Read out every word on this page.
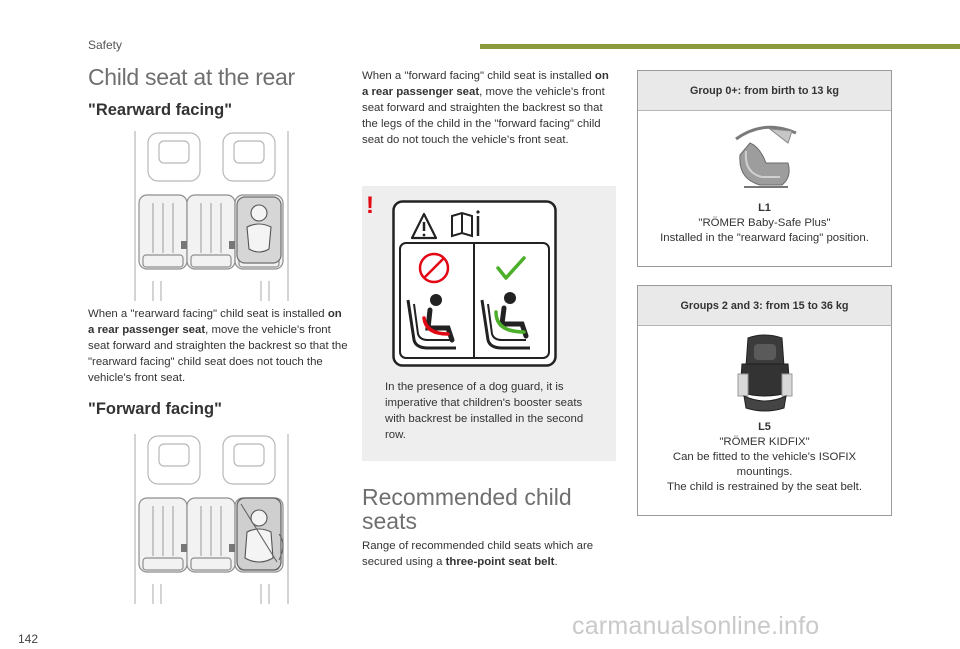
Safety
Child seat at the rear
"Rearward facing"

When a "rearward facing" child seat is installed on a rear passenger seat, move the vehicle's front seat forward and straighten the backrest so that the "rearward facing" child seat does not touch the vehicle's front seat.

"Forward facing"

When a "forward facing" child seat is installed on a rear passenger seat, move the vehicle's front seat forward and straighten the backrest so that the legs of the child in the "forward facing" child seat do not touch the vehicle's front seat.

!

In the presence of a dog guard, it is imperative that children's booster seats with backrest be installed in the second row.

Recommended child seats

Range of recommended child seats which are secured using a three-point seat belt.

Group 0+: from birth to 13 kg
L1
"RÖMER Baby-Safe Plus"
Installed in the "rearward facing" position.
Groups 2 and 3: from 15 to 36 kg
L5
"RÖMER KIDFIX"
Can be fitted to the vehicle's ISOFIX mountings.
The child is restrained by the seat belt.
142	carmanualsonline.info
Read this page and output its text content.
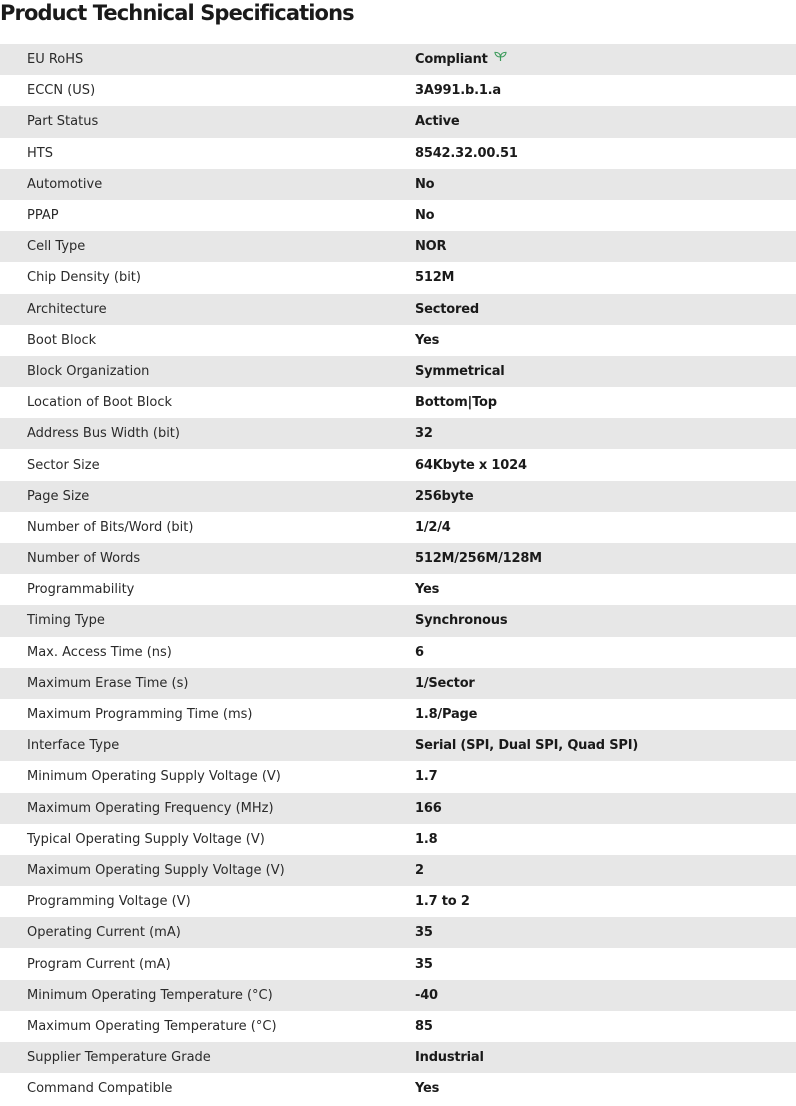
Product Technical Specifications
EU RoHS	Compliant
ECCN (US)	3A991.b.1.a
Part Status	Active
HTS	8542.32.00.51
Automotive	No
PPAP	No
Cell Type	NOR
Chip Density (bit)	512M
Architecture	Sectored
Boot Block	Yes
Block Organization	Symmetrical
Location of Boot Block	Bottom|Top
Address Bus Width (bit)	32
Sector Size	64Kbyte x 1024
Page Size	256byte
Number of Bits/Word (bit)	1/2/4
Number of Words	512M/256M/128M
Programmability	Yes
Timing Type	Synchronous
Max. Access Time (ns)	6
Maximum Erase Time (s)	1/Sector
Maximum Programming Time (ms)	1.8/Page
Interface Type	Serial (SPI, Dual SPI, Quad SPI)
Minimum Operating Supply Voltage (V)	1.7
Maximum Operating Frequency (MHz)	166
Typical Operating Supply Voltage (V)	1.8
Maximum Operating Supply Voltage (V)	2
Programming Voltage (V)	1.7 to 2
Operating Current (mA)	35
Program Current (mA)	35
Minimum Operating Temperature (°C)	-40
Maximum Operating Temperature (°C)	85
Supplier Temperature Grade	Industrial
Command Compatible	Yes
··········
_Given task_:
Your task is to return the entries above exactly, with no pictures.

_Task response_:
Read out every word on this page.
Safety
Child seat at the rear
"Rearward facing"

When a "rearward facing" child seat is installed on a rear passenger seat, move the vehicle's front seat forward and straighten the backrest so that the "rearward facing" child seat does not touch the vehicle's front seat.

"Forward facing"

When a "forward facing" child seat is installed on a rear passenger seat, move the vehicle's front seat forward and straighten the backrest so that the legs of the child in the "forward facing" child seat do not touch the vehicle's front seat.

!

In the presence of a dog guard, it is imperative that children's booster seats with backrest be installed in the second row.

Recommended child seats

Range of recommended child seats which are secured using a three-point seat belt.

Group 0+: from birth to 13 kg
L1
"RÖMER Baby-Safe Plus"
Installed in the "rearward facing" position.
Groups 2 and 3: from 15 to 36 kg
L5
"RÖMER KIDFIX"
Can be fitted to the vehicle's ISOFIX mountings.
The child is restrained by the seat belt.
142	carmanualsonline.info
Read this page and output its text content.
Product Technical Specifications
EU RoHS	Compliant
ECCN (US)	3A991.b.1.a
Part Status	Active
HTS	8542.32.00.51
Automotive	No
PPAP	No
Cell Type	NOR
Chip Density (bit)	512M
Architecture	Sectored
Boot Block	Yes
Block Organization	Symmetrical
Location of Boot Block	Bottom|Top
Address Bus Width (bit)	32
Sector Size	64Kbyte x 1024
Page Size	256byte
Number of Bits/Word (bit)	1/2/4
Number of Words	512M/256M/128M
Programmability	Yes
Timing Type	Synchronous
Max. Access Time (ns)	6
Maximum Erase Time (s)	1/Sector
Maximum Programming Time (ms)	1.8/Page
Interface Type	Serial (SPI, Dual SPI, Quad SPI)
Minimum Operating Supply Voltage (V)	1.7
Maximum Operating Frequency (MHz)	166
Typical Operating Supply Voltage (V)	1.8
Maximum Operating Supply Voltage (V)	2
Programming Voltage (V)	1.7 to 2
Operating Current (mA)	35
Program Current (mA)	35
Minimum Operating Temperature (°C)	-40
Maximum Operating Temperature (°C)	85
Supplier Temperature Grade	Industrial
Command Compatible	Yes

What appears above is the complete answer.